• _RECORDS FOR THIS EXERCISE_:
________
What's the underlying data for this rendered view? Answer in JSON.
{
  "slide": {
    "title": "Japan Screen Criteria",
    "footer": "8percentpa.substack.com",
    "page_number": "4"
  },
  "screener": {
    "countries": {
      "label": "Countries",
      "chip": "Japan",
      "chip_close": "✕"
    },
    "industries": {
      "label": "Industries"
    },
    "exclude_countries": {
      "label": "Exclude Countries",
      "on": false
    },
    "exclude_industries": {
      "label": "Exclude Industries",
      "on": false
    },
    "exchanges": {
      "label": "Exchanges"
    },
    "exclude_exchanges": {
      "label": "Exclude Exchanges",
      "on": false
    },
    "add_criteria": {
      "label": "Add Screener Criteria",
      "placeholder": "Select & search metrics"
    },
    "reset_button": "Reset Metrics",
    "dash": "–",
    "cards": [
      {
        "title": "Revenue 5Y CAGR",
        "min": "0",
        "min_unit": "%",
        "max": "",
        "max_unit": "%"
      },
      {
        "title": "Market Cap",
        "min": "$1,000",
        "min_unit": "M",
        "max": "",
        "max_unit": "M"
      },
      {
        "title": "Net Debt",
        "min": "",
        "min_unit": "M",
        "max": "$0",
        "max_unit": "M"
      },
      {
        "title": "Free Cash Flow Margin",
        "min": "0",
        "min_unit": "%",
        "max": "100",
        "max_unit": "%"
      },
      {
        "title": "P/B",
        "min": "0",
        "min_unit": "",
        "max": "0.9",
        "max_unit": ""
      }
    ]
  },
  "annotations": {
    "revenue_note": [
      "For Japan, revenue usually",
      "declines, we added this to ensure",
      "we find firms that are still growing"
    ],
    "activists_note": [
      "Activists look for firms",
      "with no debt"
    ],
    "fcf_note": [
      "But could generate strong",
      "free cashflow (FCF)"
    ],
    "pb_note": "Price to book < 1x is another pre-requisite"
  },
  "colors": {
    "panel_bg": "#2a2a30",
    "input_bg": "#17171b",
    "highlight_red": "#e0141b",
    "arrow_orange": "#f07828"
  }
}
________
• _TO BE DONE_:
Transcribe the whole listing with nothing added or left out.

• _RESULT_:
What's the underlying data for this rendered view? Answer in JSON.
{
  "slide": {
    "title": "Japan Screen Criteria",
    "footer": "8percentpa.substack.com",
    "page_number": "4"
  },
  "screener": {
    "countries": {
      "label": "Countries",
      "chip": "Japan",
      "chip_close": "✕"
    },
    "industries": {
      "label": "Industries"
    },
    "exclude_countries": {
      "label": "Exclude Countries",
      "on": false
    },
    "exclude_industries": {
      "label": "Exclude Industries",
      "on": false
    },
    "exchanges": {
      "label": "Exchanges"
    },
    "exclude_exchanges": {
      "label": "Exclude Exchanges",
      "on": false
    },
    "add_criteria": {
      "label": "Add Screener Criteria",
      "placeholder": "Select & search metrics"
    },
    "reset_button": "Reset Metrics",
    "dash": "–",
    "cards": [
      {
        "title": "Revenue 5Y CAGR",
        "min": "0",
        "min_unit": "%",
        "max": "",
        "max_unit": "%"
      },
      {
        "title": "Market Cap",
        "min": "$1,000",
        "min_unit": "M",
        "max": "",
        "max_unit": "M"
      },
      {
        "title": "Net Debt",
        "min": "",
        "min_unit": "M",
        "max": "$0",
        "max_unit": "M"
      },
      {
        "title": "Free Cash Flow Margin",
        "min": "0",
        "min_unit": "%",
        "max": "100",
        "max_unit": "%"
      },
      {
        "title": "P/B",
        "min": "0",
        "min_unit": "",
        "max": "0.9",
        "max_unit": ""
      }
    ]
  },
  "annotations": {
    "revenue_note": [
      "For Japan, revenue usually",
      "declines, we added this to ensure",
      "we find firms that are still growing"
    ],
    "activists_note": [
      "Activists look for firms",
      "with no debt"
    ],
    "fcf_note": [
      "But could generate strong",
      "free cashflow (FCF)"
    ],
    "pb_note": "Price to book < 1x is another pre-requisite"
  },
  "colors": {
    "panel_bg": "#2a2a30",
    "input_bg": "#17171b",
    "highlight_red": "#e0141b",
    "arrow_orange": "#f07828"
  }
}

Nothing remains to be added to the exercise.